◆ Directions for this task: What is the number of lines containing the string "Mastercam"? Answer with the number only.

◆ Extracted material:
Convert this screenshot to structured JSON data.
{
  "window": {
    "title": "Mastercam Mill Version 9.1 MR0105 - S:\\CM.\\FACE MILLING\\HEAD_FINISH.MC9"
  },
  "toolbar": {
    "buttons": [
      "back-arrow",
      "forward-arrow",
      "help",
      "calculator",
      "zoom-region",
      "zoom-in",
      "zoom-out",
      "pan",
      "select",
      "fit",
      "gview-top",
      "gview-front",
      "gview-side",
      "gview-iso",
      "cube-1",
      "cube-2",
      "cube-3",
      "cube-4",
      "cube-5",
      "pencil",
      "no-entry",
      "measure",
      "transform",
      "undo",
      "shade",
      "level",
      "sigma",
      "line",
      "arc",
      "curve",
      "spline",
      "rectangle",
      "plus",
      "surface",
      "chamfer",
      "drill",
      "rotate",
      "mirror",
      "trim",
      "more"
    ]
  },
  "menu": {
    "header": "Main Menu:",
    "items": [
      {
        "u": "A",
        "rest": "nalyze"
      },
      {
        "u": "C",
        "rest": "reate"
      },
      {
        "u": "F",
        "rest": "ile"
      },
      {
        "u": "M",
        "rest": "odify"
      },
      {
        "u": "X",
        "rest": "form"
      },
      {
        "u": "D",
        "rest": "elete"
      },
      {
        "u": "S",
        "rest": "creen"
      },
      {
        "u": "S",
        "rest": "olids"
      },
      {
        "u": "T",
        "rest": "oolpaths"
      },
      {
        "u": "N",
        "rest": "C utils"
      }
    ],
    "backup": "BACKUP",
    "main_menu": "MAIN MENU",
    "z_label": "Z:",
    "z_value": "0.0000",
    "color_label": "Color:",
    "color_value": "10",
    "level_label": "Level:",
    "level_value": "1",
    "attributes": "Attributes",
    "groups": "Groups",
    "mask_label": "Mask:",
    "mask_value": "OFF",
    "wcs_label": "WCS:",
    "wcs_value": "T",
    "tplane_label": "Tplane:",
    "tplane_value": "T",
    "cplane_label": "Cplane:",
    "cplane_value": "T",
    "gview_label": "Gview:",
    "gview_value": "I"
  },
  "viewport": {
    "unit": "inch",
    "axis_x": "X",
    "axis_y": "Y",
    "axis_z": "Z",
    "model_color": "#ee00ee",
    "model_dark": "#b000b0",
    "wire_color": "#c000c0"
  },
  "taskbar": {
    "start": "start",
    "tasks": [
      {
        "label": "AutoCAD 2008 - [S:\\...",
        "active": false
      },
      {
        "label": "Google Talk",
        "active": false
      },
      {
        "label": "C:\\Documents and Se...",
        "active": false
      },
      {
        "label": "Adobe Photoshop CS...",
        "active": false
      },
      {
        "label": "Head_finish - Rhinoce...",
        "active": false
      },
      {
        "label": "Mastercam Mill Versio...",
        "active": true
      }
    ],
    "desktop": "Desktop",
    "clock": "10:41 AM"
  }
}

◆ Response to this exercise: 2